→ **Short problem**: Each line that holds the string "依照刑法有关规定追究刑事责任" counts once; say how many such lines there are and add nothing.

→ **Information supplied**:

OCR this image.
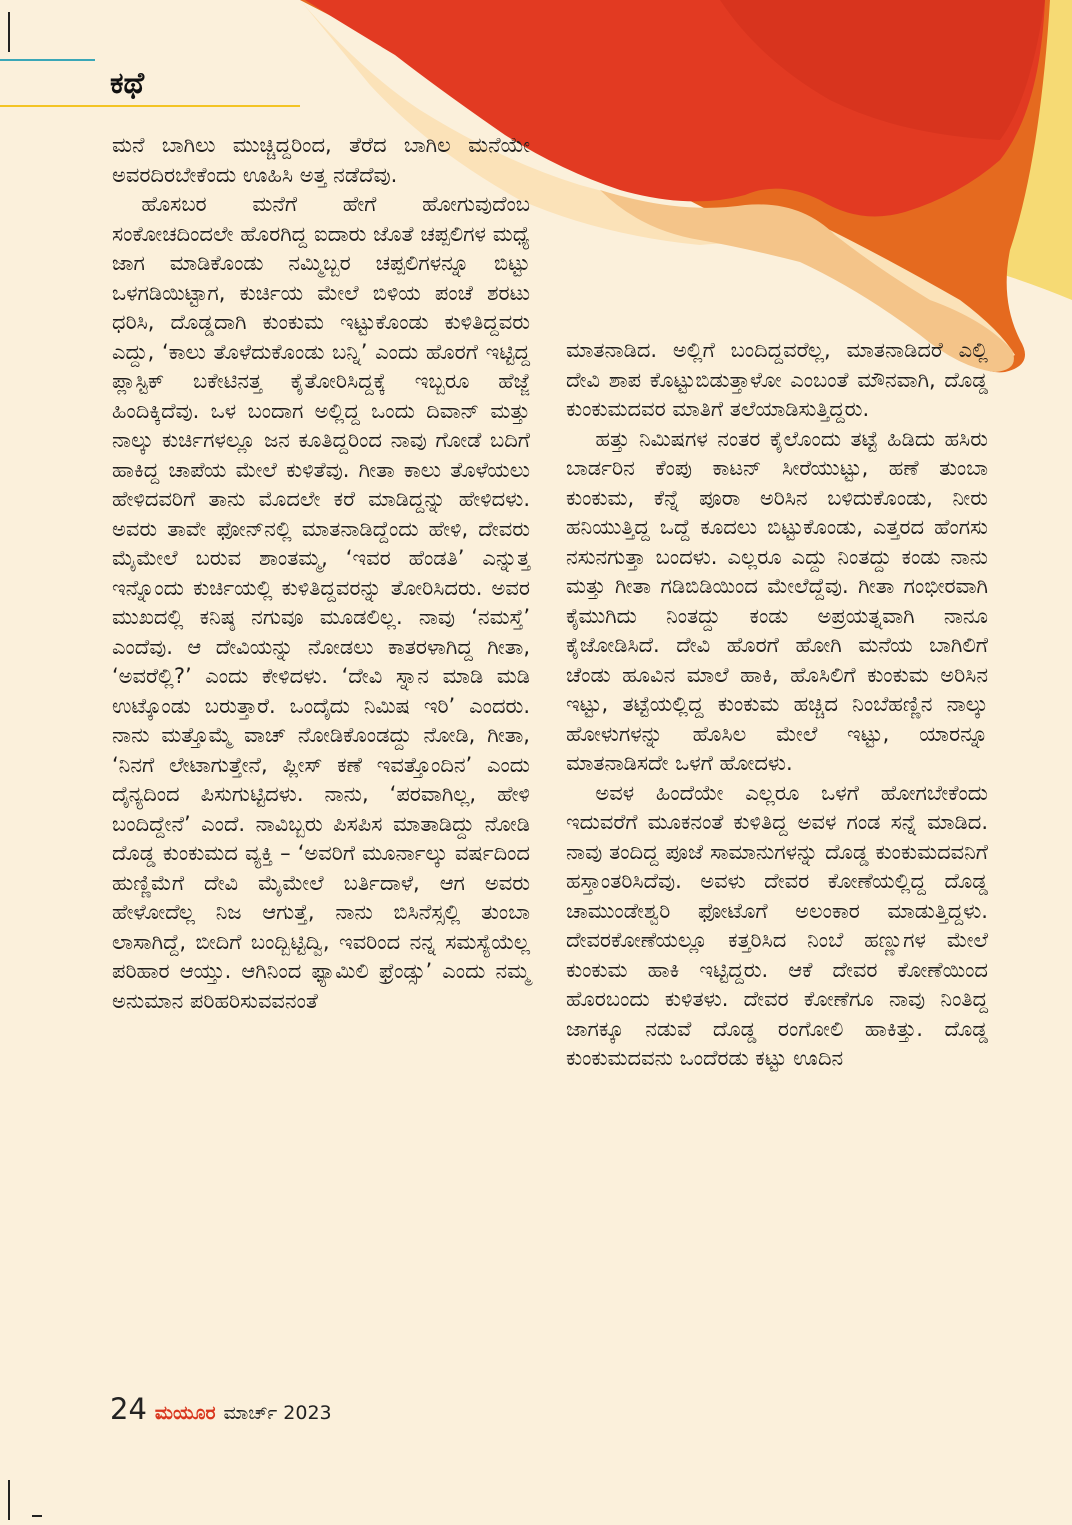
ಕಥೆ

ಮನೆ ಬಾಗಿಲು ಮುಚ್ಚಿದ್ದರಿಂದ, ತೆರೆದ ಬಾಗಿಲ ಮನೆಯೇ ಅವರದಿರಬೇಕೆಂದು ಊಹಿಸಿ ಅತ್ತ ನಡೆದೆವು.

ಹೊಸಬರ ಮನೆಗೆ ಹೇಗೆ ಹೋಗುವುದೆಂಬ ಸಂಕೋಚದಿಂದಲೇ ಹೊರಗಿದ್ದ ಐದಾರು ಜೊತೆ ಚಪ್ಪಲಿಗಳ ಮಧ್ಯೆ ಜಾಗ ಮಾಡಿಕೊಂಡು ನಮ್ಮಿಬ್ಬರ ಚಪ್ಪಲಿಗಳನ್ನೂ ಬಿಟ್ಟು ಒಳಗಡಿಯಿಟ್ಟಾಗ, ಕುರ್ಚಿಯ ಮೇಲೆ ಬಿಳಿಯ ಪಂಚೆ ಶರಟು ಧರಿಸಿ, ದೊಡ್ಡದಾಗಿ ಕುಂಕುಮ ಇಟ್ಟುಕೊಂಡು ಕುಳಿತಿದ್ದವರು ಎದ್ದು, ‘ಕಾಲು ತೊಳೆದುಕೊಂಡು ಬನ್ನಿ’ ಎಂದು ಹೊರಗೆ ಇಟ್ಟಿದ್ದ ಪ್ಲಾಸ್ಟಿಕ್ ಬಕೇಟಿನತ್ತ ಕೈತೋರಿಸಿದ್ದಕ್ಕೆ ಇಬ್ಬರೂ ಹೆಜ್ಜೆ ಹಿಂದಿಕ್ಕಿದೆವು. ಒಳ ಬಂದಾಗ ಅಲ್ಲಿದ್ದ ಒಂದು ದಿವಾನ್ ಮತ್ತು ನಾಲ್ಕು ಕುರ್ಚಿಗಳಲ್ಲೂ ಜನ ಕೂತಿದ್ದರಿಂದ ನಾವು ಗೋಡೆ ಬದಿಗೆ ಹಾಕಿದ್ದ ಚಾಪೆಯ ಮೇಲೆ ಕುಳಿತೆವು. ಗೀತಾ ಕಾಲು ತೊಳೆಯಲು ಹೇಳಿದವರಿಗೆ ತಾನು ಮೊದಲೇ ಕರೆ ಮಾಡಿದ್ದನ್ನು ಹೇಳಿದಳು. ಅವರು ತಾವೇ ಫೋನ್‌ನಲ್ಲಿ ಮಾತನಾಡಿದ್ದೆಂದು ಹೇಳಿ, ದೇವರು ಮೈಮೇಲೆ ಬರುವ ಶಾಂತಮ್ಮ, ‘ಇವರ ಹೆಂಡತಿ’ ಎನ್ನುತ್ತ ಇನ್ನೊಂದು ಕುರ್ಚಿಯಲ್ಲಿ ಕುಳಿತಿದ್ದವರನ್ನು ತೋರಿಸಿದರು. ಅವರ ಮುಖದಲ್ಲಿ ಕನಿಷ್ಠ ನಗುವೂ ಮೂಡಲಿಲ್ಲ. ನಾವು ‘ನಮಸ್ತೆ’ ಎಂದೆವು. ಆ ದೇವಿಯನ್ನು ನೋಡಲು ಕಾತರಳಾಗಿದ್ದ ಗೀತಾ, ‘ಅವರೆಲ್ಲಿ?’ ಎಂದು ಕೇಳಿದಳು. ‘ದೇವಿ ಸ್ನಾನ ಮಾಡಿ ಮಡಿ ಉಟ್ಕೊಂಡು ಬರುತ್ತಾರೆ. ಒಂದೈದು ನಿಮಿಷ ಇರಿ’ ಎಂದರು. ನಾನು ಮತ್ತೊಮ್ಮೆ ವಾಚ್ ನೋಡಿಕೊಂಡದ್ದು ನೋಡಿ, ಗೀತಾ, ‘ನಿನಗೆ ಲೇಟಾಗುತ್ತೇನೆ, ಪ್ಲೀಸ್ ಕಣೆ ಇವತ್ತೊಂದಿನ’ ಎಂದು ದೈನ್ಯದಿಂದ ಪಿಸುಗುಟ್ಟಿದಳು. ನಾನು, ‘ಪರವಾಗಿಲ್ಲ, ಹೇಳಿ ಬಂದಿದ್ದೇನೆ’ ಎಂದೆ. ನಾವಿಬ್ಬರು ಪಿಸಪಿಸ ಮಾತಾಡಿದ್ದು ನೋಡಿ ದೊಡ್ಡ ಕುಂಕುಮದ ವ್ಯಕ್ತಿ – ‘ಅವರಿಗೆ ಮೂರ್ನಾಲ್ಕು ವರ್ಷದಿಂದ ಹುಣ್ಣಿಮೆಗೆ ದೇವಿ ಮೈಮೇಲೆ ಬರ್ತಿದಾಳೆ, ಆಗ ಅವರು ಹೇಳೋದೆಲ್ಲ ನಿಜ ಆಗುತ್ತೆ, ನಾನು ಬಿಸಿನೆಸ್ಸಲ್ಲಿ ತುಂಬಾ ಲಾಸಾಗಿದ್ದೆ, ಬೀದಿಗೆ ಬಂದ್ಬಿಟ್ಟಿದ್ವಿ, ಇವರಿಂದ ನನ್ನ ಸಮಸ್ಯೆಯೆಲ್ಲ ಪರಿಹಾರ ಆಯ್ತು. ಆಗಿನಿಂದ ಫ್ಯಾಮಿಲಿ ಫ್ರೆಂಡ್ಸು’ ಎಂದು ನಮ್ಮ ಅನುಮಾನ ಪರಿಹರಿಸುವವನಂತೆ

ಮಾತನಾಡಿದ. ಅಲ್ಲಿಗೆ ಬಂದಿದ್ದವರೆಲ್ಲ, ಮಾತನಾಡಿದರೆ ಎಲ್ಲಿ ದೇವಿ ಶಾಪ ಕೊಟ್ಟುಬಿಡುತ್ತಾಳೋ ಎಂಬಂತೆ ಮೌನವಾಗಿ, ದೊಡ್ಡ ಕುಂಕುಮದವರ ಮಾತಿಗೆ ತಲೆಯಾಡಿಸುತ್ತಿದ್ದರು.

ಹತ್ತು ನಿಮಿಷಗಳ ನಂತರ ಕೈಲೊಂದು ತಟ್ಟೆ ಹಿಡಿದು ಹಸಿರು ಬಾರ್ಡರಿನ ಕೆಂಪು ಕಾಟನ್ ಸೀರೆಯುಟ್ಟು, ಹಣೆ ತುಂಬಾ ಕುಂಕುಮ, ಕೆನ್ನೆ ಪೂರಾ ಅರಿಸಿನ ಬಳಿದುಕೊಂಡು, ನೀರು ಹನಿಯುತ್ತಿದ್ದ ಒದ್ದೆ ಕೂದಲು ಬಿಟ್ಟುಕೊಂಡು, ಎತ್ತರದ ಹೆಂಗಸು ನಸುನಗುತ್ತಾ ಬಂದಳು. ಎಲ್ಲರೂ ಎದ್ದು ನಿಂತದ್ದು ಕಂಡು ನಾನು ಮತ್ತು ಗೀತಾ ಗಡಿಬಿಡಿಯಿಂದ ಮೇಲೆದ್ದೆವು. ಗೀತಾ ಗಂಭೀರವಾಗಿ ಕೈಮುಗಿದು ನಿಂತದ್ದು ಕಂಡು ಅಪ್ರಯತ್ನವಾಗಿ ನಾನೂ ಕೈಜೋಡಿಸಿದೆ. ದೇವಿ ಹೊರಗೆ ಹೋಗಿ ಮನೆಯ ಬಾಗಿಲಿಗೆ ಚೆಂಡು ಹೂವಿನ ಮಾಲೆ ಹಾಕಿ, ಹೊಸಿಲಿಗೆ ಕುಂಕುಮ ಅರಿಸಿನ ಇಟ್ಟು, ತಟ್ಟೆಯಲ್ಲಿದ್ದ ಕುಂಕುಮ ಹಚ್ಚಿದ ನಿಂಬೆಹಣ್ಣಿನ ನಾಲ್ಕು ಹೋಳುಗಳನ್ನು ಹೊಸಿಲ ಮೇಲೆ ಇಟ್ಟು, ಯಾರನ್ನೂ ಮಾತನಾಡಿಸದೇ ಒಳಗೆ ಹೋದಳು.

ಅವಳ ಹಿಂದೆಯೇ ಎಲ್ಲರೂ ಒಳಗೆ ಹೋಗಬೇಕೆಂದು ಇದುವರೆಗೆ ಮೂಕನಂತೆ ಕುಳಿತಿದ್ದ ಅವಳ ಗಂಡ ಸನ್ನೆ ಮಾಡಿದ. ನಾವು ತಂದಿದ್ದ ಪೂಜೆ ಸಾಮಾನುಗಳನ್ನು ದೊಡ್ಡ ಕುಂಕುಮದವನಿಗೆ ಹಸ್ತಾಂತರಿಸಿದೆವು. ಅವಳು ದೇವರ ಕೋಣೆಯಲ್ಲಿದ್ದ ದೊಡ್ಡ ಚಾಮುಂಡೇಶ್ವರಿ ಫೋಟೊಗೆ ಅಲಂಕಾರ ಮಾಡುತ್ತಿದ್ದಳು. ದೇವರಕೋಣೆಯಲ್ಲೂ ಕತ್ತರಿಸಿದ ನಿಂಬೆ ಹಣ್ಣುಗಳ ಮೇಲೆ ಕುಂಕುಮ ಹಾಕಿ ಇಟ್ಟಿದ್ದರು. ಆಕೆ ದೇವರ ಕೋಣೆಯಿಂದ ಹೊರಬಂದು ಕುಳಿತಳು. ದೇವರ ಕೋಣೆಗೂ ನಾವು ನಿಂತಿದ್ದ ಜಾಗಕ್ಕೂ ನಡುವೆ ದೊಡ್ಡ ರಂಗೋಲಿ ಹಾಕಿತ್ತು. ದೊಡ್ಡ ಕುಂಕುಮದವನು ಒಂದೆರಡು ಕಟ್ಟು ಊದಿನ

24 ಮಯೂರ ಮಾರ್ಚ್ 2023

--

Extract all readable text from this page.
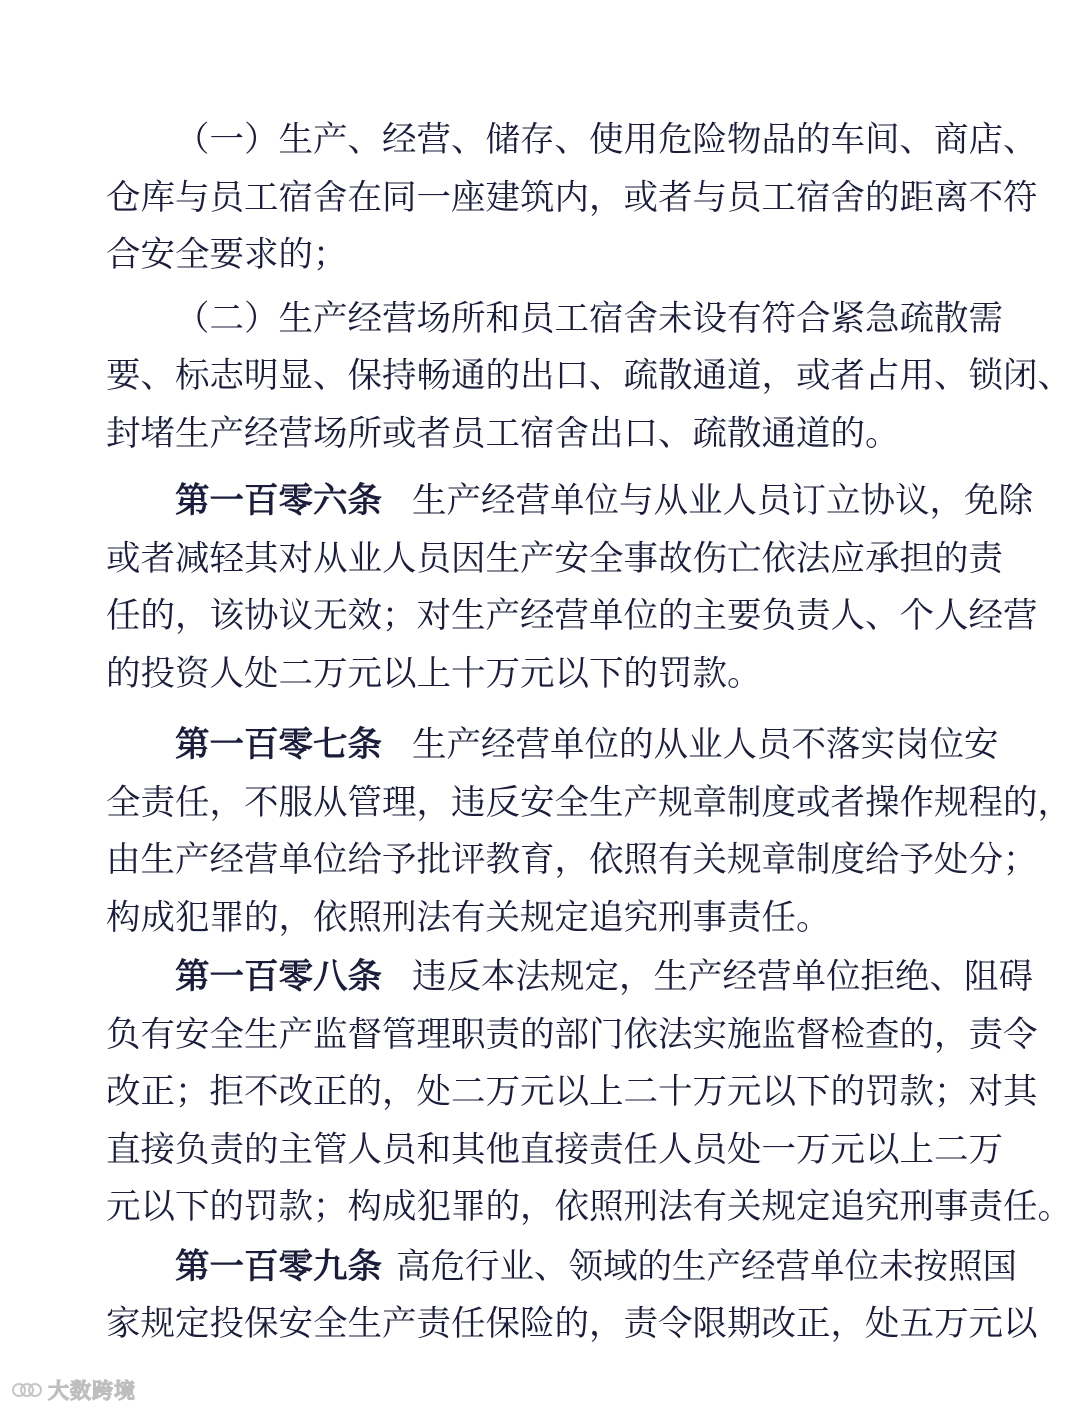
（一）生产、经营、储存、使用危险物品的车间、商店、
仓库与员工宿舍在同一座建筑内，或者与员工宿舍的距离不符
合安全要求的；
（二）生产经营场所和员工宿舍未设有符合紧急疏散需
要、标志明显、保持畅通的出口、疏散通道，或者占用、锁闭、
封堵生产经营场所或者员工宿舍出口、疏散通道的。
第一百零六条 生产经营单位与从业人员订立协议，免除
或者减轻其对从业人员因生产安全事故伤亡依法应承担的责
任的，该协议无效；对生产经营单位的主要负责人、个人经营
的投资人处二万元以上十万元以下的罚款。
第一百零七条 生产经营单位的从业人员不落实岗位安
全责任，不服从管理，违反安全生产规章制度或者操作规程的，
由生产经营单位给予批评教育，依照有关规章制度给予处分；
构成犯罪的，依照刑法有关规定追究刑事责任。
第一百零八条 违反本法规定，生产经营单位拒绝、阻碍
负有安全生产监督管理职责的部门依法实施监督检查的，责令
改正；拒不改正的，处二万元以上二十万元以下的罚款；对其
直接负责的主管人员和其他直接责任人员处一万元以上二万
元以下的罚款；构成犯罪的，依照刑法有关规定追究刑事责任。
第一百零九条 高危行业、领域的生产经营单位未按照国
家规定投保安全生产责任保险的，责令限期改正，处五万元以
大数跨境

→ **Result**: 2